▶ **STATED GOAL**
Count the lines below that contain the word "What", and reply with only that number.

▶ **Items from a figure collection**
--*--

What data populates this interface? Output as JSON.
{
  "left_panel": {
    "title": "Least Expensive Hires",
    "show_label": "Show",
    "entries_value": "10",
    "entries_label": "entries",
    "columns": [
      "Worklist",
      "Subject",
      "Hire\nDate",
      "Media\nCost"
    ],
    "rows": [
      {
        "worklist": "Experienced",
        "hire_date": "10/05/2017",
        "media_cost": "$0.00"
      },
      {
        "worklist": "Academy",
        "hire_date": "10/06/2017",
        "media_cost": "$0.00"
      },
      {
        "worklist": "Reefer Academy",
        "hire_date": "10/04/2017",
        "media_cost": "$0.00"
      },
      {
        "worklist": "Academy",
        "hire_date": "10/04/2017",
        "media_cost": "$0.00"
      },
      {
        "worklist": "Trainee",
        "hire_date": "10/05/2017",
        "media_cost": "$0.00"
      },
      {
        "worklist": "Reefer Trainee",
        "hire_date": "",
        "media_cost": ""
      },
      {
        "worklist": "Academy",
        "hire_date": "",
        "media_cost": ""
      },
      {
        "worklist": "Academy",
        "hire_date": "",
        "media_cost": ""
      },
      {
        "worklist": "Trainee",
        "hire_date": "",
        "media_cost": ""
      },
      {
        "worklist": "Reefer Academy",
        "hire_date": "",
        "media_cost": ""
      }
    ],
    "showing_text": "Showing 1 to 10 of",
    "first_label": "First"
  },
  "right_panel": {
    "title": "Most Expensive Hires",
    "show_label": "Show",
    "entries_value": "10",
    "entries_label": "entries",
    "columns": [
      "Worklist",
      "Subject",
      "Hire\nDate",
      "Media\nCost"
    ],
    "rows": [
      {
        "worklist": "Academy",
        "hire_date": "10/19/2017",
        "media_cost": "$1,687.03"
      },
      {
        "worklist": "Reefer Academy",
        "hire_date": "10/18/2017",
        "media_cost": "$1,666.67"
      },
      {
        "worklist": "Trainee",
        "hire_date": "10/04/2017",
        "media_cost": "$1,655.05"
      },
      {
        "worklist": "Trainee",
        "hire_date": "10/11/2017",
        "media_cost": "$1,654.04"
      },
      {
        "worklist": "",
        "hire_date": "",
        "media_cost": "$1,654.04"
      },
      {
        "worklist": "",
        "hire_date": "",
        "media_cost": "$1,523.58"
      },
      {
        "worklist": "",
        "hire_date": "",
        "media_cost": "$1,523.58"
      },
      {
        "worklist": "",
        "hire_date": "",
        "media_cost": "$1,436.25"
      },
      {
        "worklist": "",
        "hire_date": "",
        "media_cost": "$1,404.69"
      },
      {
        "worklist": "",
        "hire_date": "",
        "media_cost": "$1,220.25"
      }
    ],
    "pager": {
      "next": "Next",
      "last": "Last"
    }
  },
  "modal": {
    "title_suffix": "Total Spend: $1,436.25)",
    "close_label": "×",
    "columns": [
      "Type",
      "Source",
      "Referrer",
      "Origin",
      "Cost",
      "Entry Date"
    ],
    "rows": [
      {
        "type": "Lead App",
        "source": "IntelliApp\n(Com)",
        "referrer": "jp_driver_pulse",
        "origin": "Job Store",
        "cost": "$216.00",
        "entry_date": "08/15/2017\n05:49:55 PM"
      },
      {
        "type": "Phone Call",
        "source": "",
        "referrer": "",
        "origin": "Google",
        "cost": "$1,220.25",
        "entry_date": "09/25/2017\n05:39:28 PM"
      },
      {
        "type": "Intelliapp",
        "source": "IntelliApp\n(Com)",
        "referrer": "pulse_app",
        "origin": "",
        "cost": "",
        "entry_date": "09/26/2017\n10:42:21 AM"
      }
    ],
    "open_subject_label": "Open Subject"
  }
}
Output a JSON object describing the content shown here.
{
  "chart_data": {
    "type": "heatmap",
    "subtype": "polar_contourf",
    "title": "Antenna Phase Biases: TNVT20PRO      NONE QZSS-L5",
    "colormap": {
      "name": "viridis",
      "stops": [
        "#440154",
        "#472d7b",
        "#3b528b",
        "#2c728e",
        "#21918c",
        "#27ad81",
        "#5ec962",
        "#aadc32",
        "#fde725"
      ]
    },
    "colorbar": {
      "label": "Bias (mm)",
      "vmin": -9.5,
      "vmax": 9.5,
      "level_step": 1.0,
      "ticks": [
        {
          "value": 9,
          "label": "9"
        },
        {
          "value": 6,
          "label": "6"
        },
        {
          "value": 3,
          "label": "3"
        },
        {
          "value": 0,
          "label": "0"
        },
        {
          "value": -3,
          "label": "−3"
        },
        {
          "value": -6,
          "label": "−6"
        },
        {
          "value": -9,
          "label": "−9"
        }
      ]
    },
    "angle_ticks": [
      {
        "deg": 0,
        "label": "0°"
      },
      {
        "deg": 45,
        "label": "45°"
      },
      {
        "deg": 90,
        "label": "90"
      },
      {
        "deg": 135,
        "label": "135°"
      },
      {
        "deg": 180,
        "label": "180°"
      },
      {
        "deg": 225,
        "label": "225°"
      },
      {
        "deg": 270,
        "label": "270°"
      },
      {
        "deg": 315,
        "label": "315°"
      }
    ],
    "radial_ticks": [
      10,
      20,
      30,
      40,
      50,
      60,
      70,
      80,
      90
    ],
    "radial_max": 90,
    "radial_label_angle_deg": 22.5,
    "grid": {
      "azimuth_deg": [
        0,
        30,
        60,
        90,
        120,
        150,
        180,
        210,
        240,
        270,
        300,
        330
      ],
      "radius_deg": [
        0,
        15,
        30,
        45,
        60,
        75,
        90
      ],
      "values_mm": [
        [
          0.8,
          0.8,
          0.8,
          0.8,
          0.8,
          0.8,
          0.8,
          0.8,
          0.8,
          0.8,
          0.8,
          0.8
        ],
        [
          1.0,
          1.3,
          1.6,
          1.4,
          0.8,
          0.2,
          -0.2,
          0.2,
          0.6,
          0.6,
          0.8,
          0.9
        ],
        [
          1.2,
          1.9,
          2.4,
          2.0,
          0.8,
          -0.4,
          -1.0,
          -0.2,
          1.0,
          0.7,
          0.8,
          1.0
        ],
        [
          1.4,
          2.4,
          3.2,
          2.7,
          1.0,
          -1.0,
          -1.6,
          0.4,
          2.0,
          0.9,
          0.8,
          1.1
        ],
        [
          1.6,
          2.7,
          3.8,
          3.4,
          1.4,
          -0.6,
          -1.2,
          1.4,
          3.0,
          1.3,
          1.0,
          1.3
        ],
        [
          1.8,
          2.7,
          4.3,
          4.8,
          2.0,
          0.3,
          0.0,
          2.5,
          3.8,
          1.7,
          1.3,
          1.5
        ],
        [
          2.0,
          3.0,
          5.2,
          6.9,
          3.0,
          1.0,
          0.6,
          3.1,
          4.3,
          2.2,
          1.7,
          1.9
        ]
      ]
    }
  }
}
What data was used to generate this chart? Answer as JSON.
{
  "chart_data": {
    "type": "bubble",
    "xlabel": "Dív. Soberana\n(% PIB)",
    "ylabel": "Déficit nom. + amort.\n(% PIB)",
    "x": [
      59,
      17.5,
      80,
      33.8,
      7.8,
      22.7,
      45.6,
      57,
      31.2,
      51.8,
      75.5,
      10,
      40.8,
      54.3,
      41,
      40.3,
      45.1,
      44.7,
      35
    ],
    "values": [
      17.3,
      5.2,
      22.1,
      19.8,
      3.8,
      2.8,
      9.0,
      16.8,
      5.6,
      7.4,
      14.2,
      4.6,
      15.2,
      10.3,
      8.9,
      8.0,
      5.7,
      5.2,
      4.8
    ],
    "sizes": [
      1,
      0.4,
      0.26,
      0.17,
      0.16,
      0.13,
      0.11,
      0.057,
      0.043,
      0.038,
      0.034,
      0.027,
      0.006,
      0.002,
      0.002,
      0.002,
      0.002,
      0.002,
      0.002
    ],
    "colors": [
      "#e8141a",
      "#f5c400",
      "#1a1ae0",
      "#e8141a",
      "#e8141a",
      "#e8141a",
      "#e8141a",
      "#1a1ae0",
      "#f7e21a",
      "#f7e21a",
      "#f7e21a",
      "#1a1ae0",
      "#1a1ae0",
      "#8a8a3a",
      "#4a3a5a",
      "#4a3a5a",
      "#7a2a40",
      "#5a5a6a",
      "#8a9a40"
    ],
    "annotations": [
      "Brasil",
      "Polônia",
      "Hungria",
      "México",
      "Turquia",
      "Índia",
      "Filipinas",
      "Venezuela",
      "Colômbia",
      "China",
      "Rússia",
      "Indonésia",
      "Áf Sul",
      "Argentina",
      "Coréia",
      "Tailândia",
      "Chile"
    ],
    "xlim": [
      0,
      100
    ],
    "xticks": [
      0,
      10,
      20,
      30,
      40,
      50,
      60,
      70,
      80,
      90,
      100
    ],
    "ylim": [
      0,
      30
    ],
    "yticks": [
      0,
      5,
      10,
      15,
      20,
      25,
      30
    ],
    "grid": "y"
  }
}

--*--

▶ **THE OUTPUT**
2